### What you need to do
Count the lines below that contain the word "Model". Give only the number.

>> Start Data records

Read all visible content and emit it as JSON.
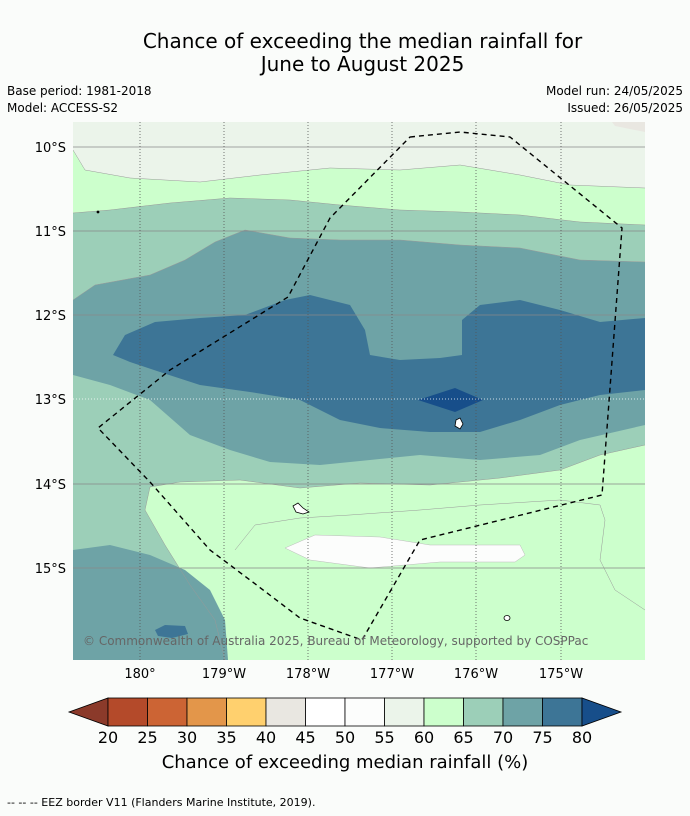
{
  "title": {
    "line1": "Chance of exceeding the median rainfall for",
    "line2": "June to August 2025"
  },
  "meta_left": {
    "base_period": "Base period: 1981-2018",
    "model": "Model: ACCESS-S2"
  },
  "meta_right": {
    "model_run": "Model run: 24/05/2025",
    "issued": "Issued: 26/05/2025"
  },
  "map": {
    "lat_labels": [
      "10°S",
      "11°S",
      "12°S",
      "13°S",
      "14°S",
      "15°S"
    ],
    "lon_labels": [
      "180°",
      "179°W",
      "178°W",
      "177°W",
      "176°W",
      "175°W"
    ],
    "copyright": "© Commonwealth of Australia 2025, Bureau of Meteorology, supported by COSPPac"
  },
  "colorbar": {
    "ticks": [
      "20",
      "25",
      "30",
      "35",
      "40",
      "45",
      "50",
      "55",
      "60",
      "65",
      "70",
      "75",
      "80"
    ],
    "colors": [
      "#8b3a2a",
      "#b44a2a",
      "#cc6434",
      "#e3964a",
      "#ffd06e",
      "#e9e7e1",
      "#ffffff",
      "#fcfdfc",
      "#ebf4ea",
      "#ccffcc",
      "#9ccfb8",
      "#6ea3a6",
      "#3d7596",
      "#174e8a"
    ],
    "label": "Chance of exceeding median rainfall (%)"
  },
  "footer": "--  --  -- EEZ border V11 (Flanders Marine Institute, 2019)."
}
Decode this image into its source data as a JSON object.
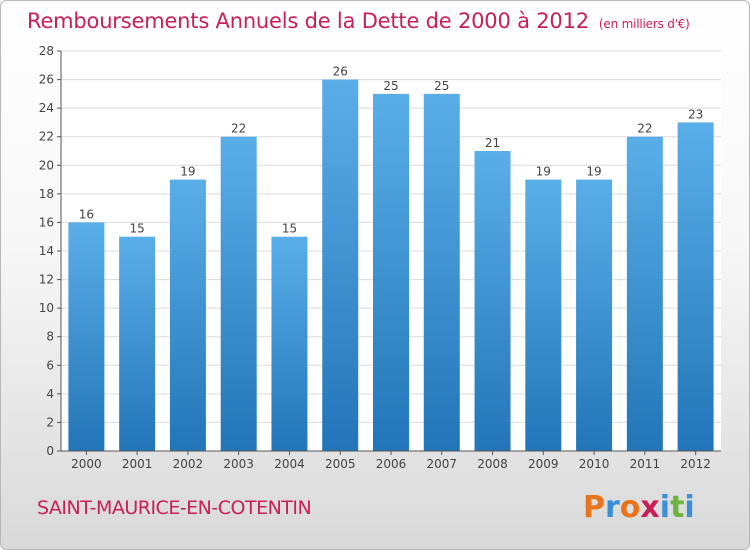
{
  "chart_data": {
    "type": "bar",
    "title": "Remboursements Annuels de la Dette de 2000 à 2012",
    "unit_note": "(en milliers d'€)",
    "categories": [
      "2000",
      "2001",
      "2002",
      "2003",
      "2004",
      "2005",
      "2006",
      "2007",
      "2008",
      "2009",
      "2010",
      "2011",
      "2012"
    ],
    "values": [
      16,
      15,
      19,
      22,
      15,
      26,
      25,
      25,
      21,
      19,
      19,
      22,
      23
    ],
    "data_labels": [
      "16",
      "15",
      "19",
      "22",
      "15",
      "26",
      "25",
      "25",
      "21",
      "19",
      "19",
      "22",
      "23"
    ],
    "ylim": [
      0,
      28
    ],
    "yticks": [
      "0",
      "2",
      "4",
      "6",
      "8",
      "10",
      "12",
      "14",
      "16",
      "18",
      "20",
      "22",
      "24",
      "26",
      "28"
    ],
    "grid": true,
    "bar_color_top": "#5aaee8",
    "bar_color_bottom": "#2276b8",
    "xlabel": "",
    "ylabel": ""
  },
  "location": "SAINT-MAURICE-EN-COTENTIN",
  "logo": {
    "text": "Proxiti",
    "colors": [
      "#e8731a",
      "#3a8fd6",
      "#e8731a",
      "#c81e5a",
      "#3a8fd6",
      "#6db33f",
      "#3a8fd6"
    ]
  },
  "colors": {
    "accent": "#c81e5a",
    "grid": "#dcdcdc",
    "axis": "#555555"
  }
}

>> End Data records

### Output for this task
2